YOUR INSTRUCTIONS:
For each line below that contains the string "JSON", copy that line.

DATA TO USE:

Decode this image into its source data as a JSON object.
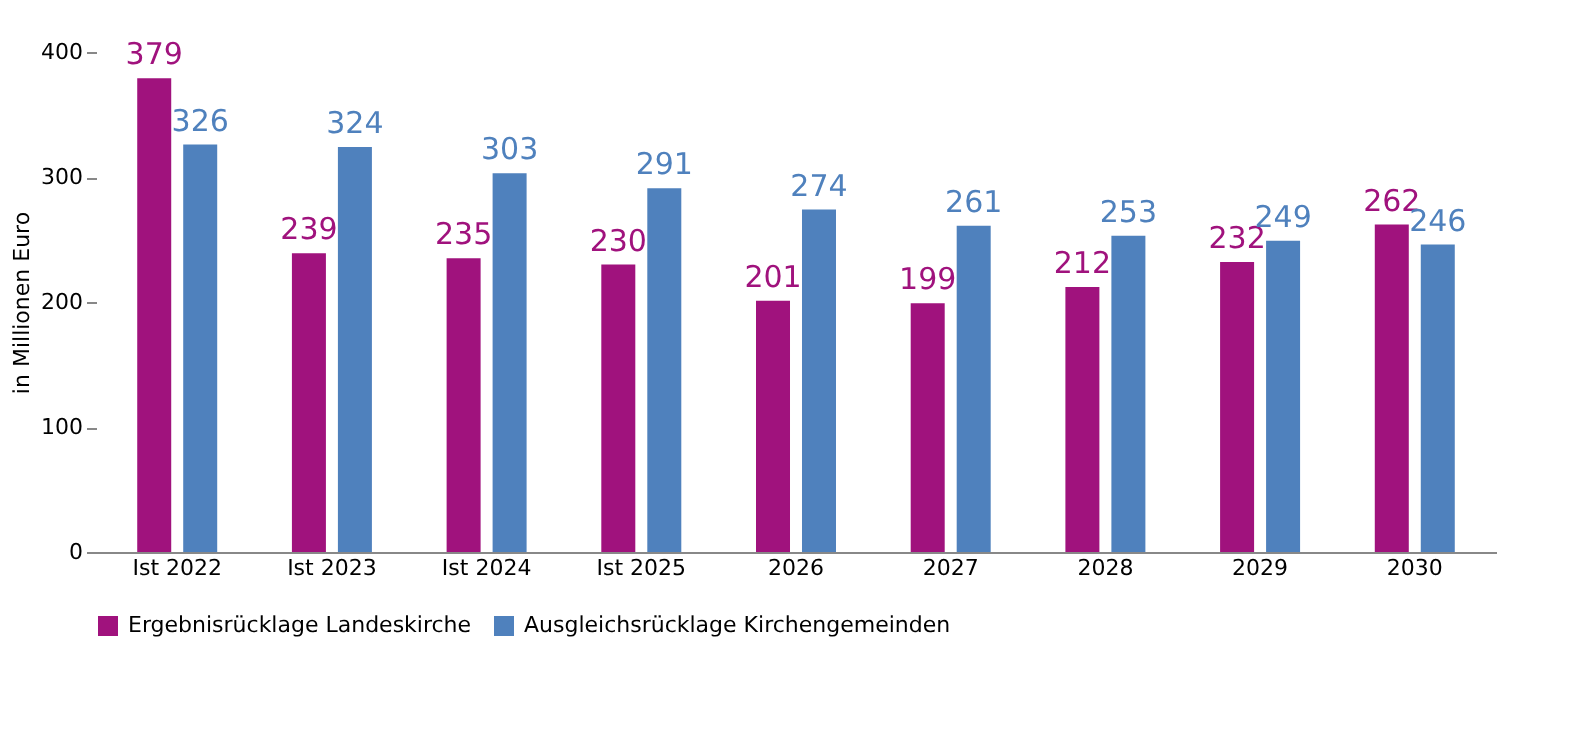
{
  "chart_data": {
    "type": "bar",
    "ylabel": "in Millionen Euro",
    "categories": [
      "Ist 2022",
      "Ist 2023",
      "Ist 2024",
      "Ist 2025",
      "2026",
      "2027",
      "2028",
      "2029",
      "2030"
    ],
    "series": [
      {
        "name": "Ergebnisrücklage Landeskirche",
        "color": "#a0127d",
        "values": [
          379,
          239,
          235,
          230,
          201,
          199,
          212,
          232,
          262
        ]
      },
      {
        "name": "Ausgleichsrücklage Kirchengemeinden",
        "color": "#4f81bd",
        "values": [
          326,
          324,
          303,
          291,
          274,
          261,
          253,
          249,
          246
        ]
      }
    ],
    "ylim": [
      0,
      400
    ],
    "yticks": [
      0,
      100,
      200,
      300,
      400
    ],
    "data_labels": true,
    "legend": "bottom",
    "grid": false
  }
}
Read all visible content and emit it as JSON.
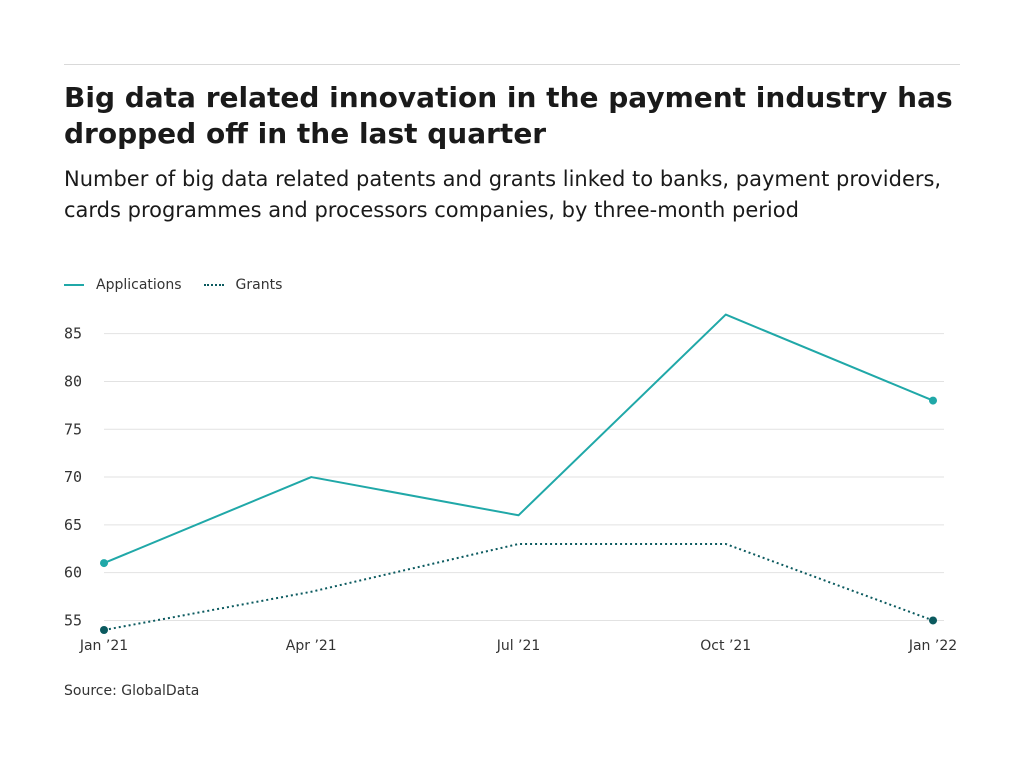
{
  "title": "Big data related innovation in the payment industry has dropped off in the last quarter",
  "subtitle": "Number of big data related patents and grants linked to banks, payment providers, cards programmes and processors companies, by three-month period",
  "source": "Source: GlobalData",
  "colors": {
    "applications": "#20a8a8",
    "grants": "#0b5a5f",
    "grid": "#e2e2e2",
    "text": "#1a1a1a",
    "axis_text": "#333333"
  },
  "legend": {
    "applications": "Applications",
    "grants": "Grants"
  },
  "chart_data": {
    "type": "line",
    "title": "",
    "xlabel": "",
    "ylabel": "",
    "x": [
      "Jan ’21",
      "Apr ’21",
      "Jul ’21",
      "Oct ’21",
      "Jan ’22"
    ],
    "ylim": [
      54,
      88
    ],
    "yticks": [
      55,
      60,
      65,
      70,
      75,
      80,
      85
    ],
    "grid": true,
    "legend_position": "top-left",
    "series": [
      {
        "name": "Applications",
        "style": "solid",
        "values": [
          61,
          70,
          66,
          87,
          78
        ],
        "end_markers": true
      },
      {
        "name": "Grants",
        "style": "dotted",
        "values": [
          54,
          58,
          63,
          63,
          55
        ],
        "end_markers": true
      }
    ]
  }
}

ANSWER TO THE TASK:
Decode this image into its source data as a JSON object.
Read all visible content and emit it as JSON.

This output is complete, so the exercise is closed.